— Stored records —
============================================================
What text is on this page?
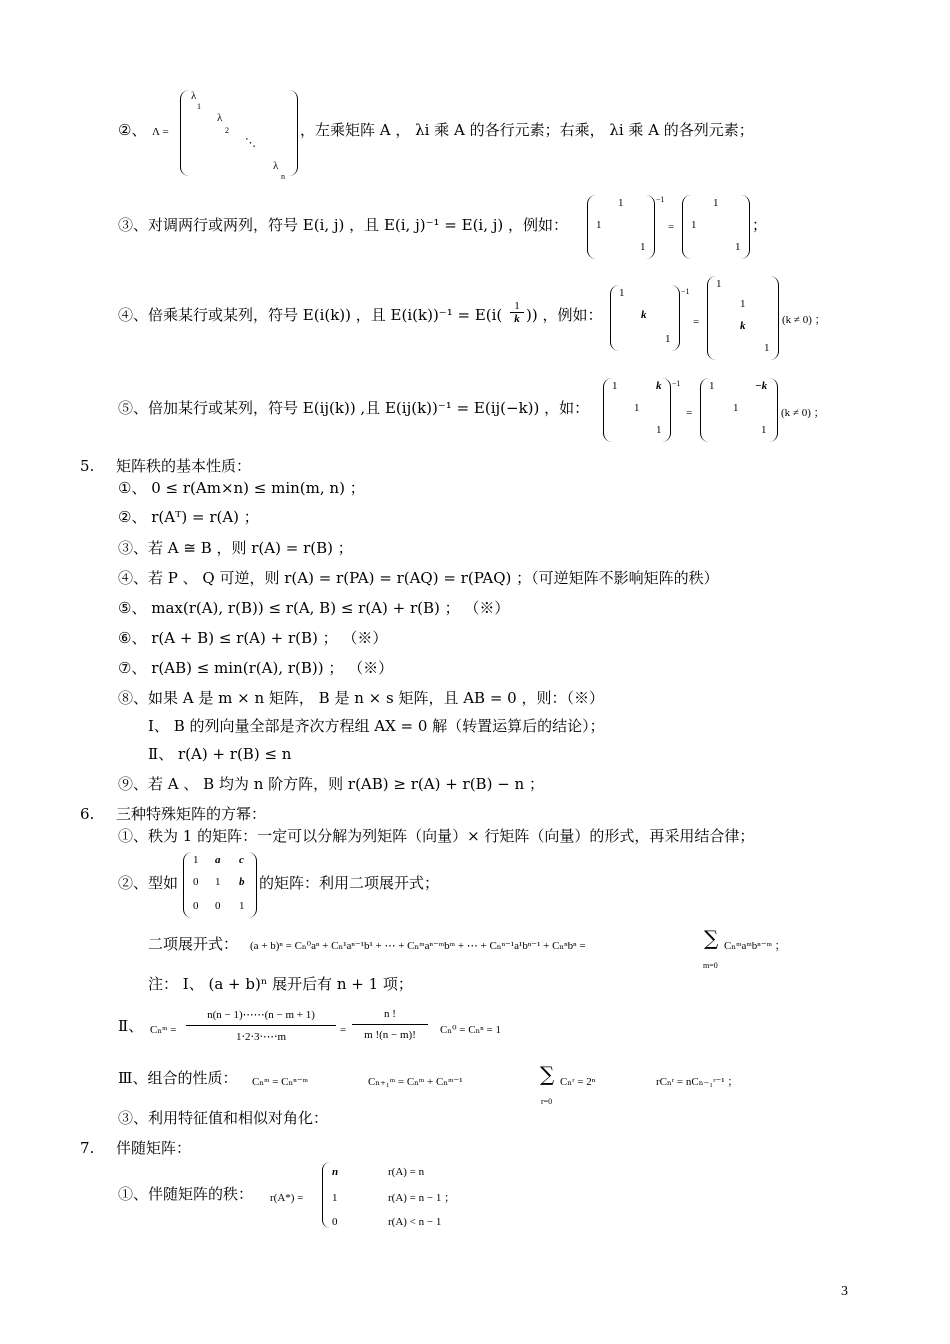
②、 Λ =
λ
1
λ
2
⋱
λ
n
，左乘矩阵 A ， λi 乘 A 的各行元素；右乘， λi 乘 A 的各列元素；
③、对调两行或两列，符号 E(i, j) ，且 E(i, j)⁻¹ = E(i, j) ，例如：
1
1
1
−1
=
1
1
1
；
④、倍乘某行或某列，符号 E(i(k)) ，且 $E(i(k))^{-1} = E(i( \frac{1}{k}$ )) ，例如：
1
k
1
−1
=
1
1
k
1
(k ≠ 0) ；
⑤、倍加某行或某列，符号 E(ij(k)) ,且 E(ij(k))⁻¹ = E(ij(−k)) ，如：
1	k
1
1
−1
=
1	−k
1
1
(k ≠ 0) ；
5. 矩阵秩的基本性质：
①、 0 ≤ r(Am×n) ≤ min(m, n) ；
②、 r(Aᵀ) = r(A) ；
③、若 A ≅ B ，则 r(A) = r(B) ；
④、若 P 、 Q 可逆，则 r(A) = r(PA) = r(AQ) = r(PAQ) ；（可逆矩阵不影响矩阵的秩）
⑤、 max(r(A), r(B)) ≤ r(A, B) ≤ r(A) + r(B) ； （※）
⑥、 r(A + B) ≤ r(A) + r(B) ； （※）
⑦、 r(AB) ≤ min(r(A), r(B)) ； （※）
⑧、如果 A 是 m × n 矩阵， B 是 n × s 矩阵，且 AB = 0 ，则：（※）
Ⅰ、 B 的列向量全部是齐次方程组 AX = 0 解（转置运算后的结论）；
Ⅱ、 r(A) + r(B) ≤ n
⑨、若 A 、 B 均为 n 阶方阵，则 r(AB) ≥ r(A) + r(B) − n ；
6. 三种特殊矩阵的方幂：
①、秩为 1 的矩阵：一定可以分解为列矩阵（向量）× 行矩阵（向量）的形式，再采用结合律；
②、型如
1 a c
0 1 b
0 0 1
的矩阵：利用二项展开式；
二项展开式： (a + b)ⁿ = Cₙ⁰aⁿ + Cₙ¹aⁿ⁻¹b¹ + ⋯ + Cₙᵐaⁿ⁻ᵐbᵐ + ⋯ + Cₙⁿ⁻¹a¹bⁿ⁻¹ + Cₙⁿbⁿ =	∑
m=0
Cₙᵐaᵐbⁿ⁻ᵐ ；
注： Ⅰ、 (a + b)ⁿ 展开后有 n + 1 项；
Ⅱ、 Cₙᵐ = $\frac{n(n - 1)\cdots\cdots(n - m + 1)}{1\cdot 2\cdot 3\cdot\cdots\cdot m} = \frac{n !}{m !(n - m)!} C_n^0 = C_n^n = 1$
Ⅲ、组合的性质： Cₙᵐ = Cₙⁿ⁻ᵐ	Cₙ₊₁ᵐ = Cₙᵐ + Cₙᵐ⁻¹	∑
r=0
Cₙʳ = 2ⁿ	rCₙʳ = nCₙ₋₁ʳ⁻¹ ；
③、利用特征值和相似对角化：
7. 伴随矩阵：
①、伴随矩阵的秩： r(A*) =
n
1
0
r(A) = n
r(A) = n − 1 ；
r(A) < n − 1
3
============================================================
— Directive —
Repeat all the records above exactly, leaving out any pictures.

— Exercise solution —
What text is on this page?
②、 Λ =
λ
1
λ
2
⋱
λ
n
，左乘矩阵 A ， λi 乘 A 的各行元素；右乘， λi 乘 A 的各列元素；
③、对调两行或两列，符号 E(i, j) ，且 E(i, j)⁻¹ = E(i, j) ，例如：
1
1
1
−1
=
1
1
1
；
④、倍乘某行或某列，符号 E(i(k)) ，且 $E(i(k))^{-1} = E(i( \frac{1}{k}$ )) ，例如：
1
k
1
−1
=
1
1
k
1
(k ≠ 0) ；
⑤、倍加某行或某列，符号 E(ij(k)) ,且 E(ij(k))⁻¹ = E(ij(−k)) ，如：
1	k
1
1
−1
=
1	−k
1
1
(k ≠ 0) ；
5. 矩阵秩的基本性质：
①、 0 ≤ r(Am×n) ≤ min(m, n) ；
②、 r(Aᵀ) = r(A) ；
③、若 A ≅ B ，则 r(A) = r(B) ；
④、若 P 、 Q 可逆，则 r(A) = r(PA) = r(AQ) = r(PAQ) ；（可逆矩阵不影响矩阵的秩）
⑤、 max(r(A), r(B)) ≤ r(A, B) ≤ r(A) + r(B) ； （※）
⑥、 r(A + B) ≤ r(A) + r(B) ； （※）
⑦、 r(AB) ≤ min(r(A), r(B)) ； （※）
⑧、如果 A 是 m × n 矩阵， B 是 n × s 矩阵，且 AB = 0 ，则：（※）
Ⅰ、 B 的列向量全部是齐次方程组 AX = 0 解（转置运算后的结论）；
Ⅱ、 r(A) + r(B) ≤ n
⑨、若 A 、 B 均为 n 阶方阵，则 r(AB) ≥ r(A) + r(B) − n ；
6. 三种特殊矩阵的方幂：
①、秩为 1 的矩阵：一定可以分解为列矩阵（向量）× 行矩阵（向量）的形式，再采用结合律；
②、型如
1 a c
0 1 b
0 0 1
的矩阵：利用二项展开式；
二项展开式： (a + b)ⁿ = Cₙ⁰aⁿ + Cₙ¹aⁿ⁻¹b¹ + ⋯ + Cₙᵐaⁿ⁻ᵐbᵐ + ⋯ + Cₙⁿ⁻¹a¹bⁿ⁻¹ + Cₙⁿbⁿ =	∑
m=0
Cₙᵐaᵐbⁿ⁻ᵐ ；
注： Ⅰ、 (a + b)ⁿ 展开后有 n + 1 项；
Ⅱ、 Cₙᵐ = $\frac{n(n - 1)\cdots\cdots(n - m + 1)}{1\cdot 2\cdot 3\cdot\cdots\cdot m} = \frac{n !}{m !(n - m)!} C_n^0 = C_n^n = 1$
Ⅲ、组合的性质： Cₙᵐ = Cₙⁿ⁻ᵐ	Cₙ₊₁ᵐ = Cₙᵐ + Cₙᵐ⁻¹	∑
r=0
Cₙʳ = 2ⁿ	rCₙʳ = nCₙ₋₁ʳ⁻¹ ；
③、利用特征值和相似对角化：
7. 伴随矩阵：
①、伴随矩阵的秩： r(A*) =
n
1
0
r(A) = n
r(A) = n − 1 ；
r(A) < n − 1
3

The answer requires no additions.